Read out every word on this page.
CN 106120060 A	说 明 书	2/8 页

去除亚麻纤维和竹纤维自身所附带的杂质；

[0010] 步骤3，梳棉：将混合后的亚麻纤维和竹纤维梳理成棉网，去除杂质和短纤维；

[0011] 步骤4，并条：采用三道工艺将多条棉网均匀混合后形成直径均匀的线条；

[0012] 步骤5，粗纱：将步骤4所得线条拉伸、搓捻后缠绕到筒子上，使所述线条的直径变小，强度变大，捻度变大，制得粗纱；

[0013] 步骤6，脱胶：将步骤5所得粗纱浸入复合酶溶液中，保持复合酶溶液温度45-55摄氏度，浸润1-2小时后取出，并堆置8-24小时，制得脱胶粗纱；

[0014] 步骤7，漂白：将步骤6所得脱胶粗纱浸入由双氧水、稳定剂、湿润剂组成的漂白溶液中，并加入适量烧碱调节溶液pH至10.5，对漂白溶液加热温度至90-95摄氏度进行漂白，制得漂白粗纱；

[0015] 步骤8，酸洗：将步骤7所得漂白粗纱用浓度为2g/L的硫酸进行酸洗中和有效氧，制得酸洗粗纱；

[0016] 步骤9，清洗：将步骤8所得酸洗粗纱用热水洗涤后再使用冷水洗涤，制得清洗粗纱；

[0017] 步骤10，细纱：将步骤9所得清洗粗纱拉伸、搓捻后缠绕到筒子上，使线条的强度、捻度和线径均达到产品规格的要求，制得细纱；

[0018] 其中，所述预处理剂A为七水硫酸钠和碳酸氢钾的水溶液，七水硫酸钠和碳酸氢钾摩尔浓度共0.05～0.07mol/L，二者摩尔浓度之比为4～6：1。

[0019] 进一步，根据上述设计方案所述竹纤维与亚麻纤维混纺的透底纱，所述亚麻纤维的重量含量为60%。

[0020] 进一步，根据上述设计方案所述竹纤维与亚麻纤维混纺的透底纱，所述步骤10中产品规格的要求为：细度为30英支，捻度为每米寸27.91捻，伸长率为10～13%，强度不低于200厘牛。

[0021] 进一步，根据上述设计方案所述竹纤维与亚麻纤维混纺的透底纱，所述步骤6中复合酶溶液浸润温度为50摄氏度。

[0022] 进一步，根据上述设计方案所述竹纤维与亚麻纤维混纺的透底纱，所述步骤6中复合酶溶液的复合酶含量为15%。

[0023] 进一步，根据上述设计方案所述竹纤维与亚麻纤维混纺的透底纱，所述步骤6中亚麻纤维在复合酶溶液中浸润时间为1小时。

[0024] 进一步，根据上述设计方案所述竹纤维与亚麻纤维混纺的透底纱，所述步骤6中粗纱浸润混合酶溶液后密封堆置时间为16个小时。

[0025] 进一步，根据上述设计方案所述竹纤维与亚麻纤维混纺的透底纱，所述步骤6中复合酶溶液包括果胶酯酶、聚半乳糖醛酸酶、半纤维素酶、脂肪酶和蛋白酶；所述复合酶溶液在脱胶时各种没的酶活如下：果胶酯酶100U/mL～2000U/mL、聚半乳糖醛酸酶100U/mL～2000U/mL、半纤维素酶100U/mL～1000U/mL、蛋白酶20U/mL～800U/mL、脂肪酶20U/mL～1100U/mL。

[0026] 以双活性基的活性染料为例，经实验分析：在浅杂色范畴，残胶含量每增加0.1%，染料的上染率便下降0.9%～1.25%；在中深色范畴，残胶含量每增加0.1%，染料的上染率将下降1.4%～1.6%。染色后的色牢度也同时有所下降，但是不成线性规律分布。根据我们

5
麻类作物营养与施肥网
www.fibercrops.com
= = =
* Aim *
Take the lines above and retype all of them exactly.

* The result *
Read out every word on this page.
CN 106120060 A	说 明 书	2/8 页

去除亚麻纤维和竹纤维自身所附带的杂质；

[0010] 步骤3，梳棉：将混合后的亚麻纤维和竹纤维梳理成棉网，去除杂质和短纤维；

[0011] 步骤4，并条：采用三道工艺将多条棉网均匀混合后形成直径均匀的线条；

[0012] 步骤5，粗纱：将步骤4所得线条拉伸、搓捻后缠绕到筒子上，使所述线条的直径变小，强度变大，捻度变大，制得粗纱；

[0013] 步骤6，脱胶：将步骤5所得粗纱浸入复合酶溶液中，保持复合酶溶液温度45-55摄氏度，浸润1-2小时后取出，并堆置8-24小时，制得脱胶粗纱；

[0014] 步骤7，漂白：将步骤6所得脱胶粗纱浸入由双氧水、稳定剂、湿润剂组成的漂白溶液中，并加入适量烧碱调节溶液pH至10.5，对漂白溶液加热温度至90-95摄氏度进行漂白，制得漂白粗纱；

[0015] 步骤8，酸洗：将步骤7所得漂白粗纱用浓度为2g/L的硫酸进行酸洗中和有效氧，制得酸洗粗纱；

[0016] 步骤9，清洗：将步骤8所得酸洗粗纱用热水洗涤后再使用冷水洗涤，制得清洗粗纱；

[0017] 步骤10，细纱：将步骤9所得清洗粗纱拉伸、搓捻后缠绕到筒子上，使线条的强度、捻度和线径均达到产品规格的要求，制得细纱；

[0018] 其中，所述预处理剂A为七水硫酸钠和碳酸氢钾的水溶液，七水硫酸钠和碳酸氢钾摩尔浓度共0.05～0.07mol/L，二者摩尔浓度之比为4～6：1。

[0019] 进一步，根据上述设计方案所述竹纤维与亚麻纤维混纺的透底纱，所述亚麻纤维的重量含量为60%。

[0020] 进一步，根据上述设计方案所述竹纤维与亚麻纤维混纺的透底纱，所述步骤10中产品规格的要求为：细度为30英支，捻度为每米寸27.91捻，伸长率为10～13%，强度不低于200厘牛。

[0021] 进一步，根据上述设计方案所述竹纤维与亚麻纤维混纺的透底纱，所述步骤6中复合酶溶液浸润温度为50摄氏度。

[0022] 进一步，根据上述设计方案所述竹纤维与亚麻纤维混纺的透底纱，所述步骤6中复合酶溶液的复合酶含量为15%。

[0023] 进一步，根据上述设计方案所述竹纤维与亚麻纤维混纺的透底纱，所述步骤6中亚麻纤维在复合酶溶液中浸润时间为1小时。

[0024] 进一步，根据上述设计方案所述竹纤维与亚麻纤维混纺的透底纱，所述步骤6中粗纱浸润混合酶溶液后密封堆置时间为16个小时。

[0025] 进一步，根据上述设计方案所述竹纤维与亚麻纤维混纺的透底纱，所述步骤6中复合酶溶液包括果胶酯酶、聚半乳糖醛酸酶、半纤维素酶、脂肪酶和蛋白酶；所述复合酶溶液在脱胶时各种没的酶活如下：果胶酯酶100U/mL～2000U/mL、聚半乳糖醛酸酶100U/mL～2000U/mL、半纤维素酶100U/mL～1000U/mL、蛋白酶20U/mL～800U/mL、脂肪酶20U/mL～1100U/mL。

[0026] 以双活性基的活性染料为例，经实验分析：在浅杂色范畴，残胶含量每增加0.1%，染料的上染率便下降0.9%～1.25%；在中深色范畴，残胶含量每增加0.1%，染料的上染率将下降1.4%～1.6%。染色后的色牢度也同时有所下降，但是不成线性规律分布。根据我们

5
麻类作物营养与施肥网
www.fibercrops.com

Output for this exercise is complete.